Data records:
★ ★ ★ ★
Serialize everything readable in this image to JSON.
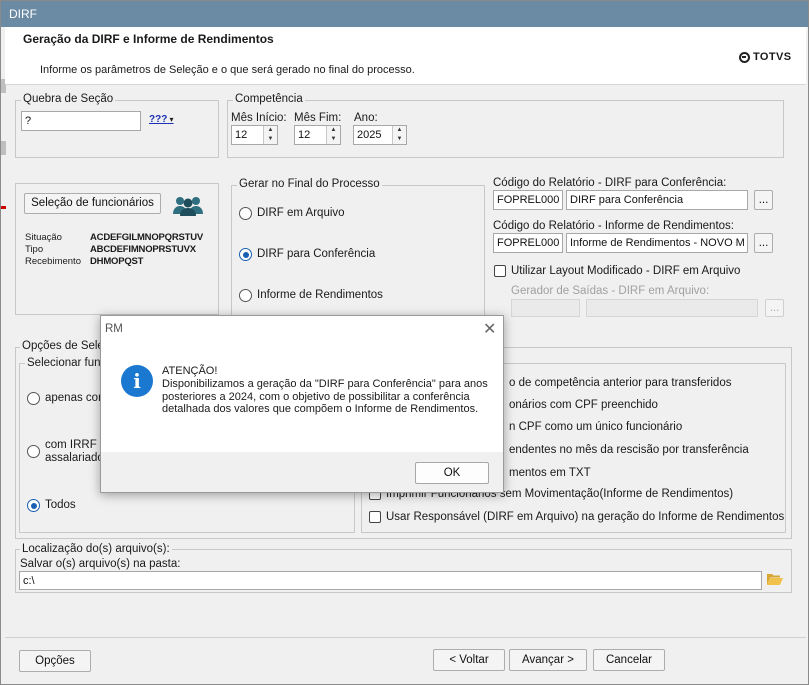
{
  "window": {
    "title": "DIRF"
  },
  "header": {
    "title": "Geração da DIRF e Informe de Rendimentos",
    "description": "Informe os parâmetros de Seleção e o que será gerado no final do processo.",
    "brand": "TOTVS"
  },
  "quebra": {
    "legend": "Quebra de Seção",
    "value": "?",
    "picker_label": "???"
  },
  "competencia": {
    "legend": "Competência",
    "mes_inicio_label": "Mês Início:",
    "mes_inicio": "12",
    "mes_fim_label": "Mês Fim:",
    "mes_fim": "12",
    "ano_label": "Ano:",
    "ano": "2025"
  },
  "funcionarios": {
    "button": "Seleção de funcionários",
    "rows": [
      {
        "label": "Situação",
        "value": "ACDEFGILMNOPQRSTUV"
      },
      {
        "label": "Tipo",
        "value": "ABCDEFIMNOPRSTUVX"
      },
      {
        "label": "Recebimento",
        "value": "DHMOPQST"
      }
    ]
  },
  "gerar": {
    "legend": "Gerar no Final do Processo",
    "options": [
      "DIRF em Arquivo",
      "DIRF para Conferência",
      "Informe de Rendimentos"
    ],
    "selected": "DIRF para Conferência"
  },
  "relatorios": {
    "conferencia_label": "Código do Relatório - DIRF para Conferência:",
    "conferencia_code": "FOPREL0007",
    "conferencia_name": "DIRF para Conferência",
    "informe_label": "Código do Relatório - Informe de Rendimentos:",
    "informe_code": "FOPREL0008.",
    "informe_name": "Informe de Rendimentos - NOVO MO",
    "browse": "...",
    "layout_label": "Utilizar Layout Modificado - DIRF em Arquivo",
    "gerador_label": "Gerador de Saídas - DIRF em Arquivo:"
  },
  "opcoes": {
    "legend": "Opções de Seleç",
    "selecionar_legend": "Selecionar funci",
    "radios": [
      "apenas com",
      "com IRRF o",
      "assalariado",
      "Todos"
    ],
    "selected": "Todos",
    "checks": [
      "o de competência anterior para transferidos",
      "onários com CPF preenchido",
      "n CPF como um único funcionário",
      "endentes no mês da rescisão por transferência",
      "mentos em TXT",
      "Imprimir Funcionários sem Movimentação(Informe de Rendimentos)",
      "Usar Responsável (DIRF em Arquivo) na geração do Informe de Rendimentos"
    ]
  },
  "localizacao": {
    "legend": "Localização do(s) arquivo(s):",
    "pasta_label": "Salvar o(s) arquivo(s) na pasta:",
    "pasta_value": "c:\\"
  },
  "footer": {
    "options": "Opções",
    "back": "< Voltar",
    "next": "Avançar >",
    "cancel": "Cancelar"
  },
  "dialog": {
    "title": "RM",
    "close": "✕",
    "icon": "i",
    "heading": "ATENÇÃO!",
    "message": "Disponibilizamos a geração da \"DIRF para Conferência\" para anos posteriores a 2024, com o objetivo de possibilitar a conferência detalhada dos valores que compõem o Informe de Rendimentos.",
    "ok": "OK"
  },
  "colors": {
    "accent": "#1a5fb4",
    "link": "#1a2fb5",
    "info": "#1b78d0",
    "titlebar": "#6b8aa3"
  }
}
★ ★ ★ ★
> PROMPT
Pictures in the records should not appear in your copy, but everything else must be transcribed exactly.

> TASK ANSWER
Serialize everything readable in this image to JSON.
{
  "window": {
    "title": "DIRF"
  },
  "header": {
    "title": "Geração da DIRF e Informe de Rendimentos",
    "description": "Informe os parâmetros de Seleção e o que será gerado no final do processo.",
    "brand": "TOTVS"
  },
  "quebra": {
    "legend": "Quebra de Seção",
    "value": "?",
    "picker_label": "???"
  },
  "competencia": {
    "legend": "Competência",
    "mes_inicio_label": "Mês Início:",
    "mes_inicio": "12",
    "mes_fim_label": "Mês Fim:",
    "mes_fim": "12",
    "ano_label": "Ano:",
    "ano": "2025"
  },
  "funcionarios": {
    "button": "Seleção de funcionários",
    "rows": [
      {
        "label": "Situação",
        "value": "ACDEFGILMNOPQRSTUV"
      },
      {
        "label": "Tipo",
        "value": "ABCDEFIMNOPRSTUVX"
      },
      {
        "label": "Recebimento",
        "value": "DHMOPQST"
      }
    ]
  },
  "gerar": {
    "legend": "Gerar no Final do Processo",
    "options": [
      "DIRF em Arquivo",
      "DIRF para Conferência",
      "Informe de Rendimentos"
    ],
    "selected": "DIRF para Conferência"
  },
  "relatorios": {
    "conferencia_label": "Código do Relatório - DIRF para Conferência:",
    "conferencia_code": "FOPREL0007",
    "conferencia_name": "DIRF para Conferência",
    "informe_label": "Código do Relatório - Informe de Rendimentos:",
    "informe_code": "FOPREL0008.",
    "informe_name": "Informe de Rendimentos - NOVO MO",
    "browse": "...",
    "layout_label": "Utilizar Layout Modificado - DIRF em Arquivo",
    "gerador_label": "Gerador de Saídas - DIRF em Arquivo:"
  },
  "opcoes": {
    "legend": "Opções de Seleç",
    "selecionar_legend": "Selecionar funci",
    "radios": [
      "apenas com",
      "com IRRF o",
      "assalariado",
      "Todos"
    ],
    "selected": "Todos",
    "checks": [
      "o de competência anterior para transferidos",
      "onários com CPF preenchido",
      "n CPF como um único funcionário",
      "endentes no mês da rescisão por transferência",
      "mentos em TXT",
      "Imprimir Funcionários sem Movimentação(Informe de Rendimentos)",
      "Usar Responsável (DIRF em Arquivo) na geração do Informe de Rendimentos"
    ]
  },
  "localizacao": {
    "legend": "Localização do(s) arquivo(s):",
    "pasta_label": "Salvar o(s) arquivo(s) na pasta:",
    "pasta_value": "c:\\"
  },
  "footer": {
    "options": "Opções",
    "back": "< Voltar",
    "next": "Avançar >",
    "cancel": "Cancelar"
  },
  "dialog": {
    "title": "RM",
    "close": "✕",
    "icon": "i",
    "heading": "ATENÇÃO!",
    "message": "Disponibilizamos a geração da \"DIRF para Conferência\" para anos posteriores a 2024, com o objetivo de possibilitar a conferência detalhada dos valores que compõem o Informe de Rendimentos.",
    "ok": "OK"
  },
  "colors": {
    "accent": "#1a5fb4",
    "link": "#1a2fb5",
    "info": "#1b78d0",
    "titlebar": "#6b8aa3"
  }
}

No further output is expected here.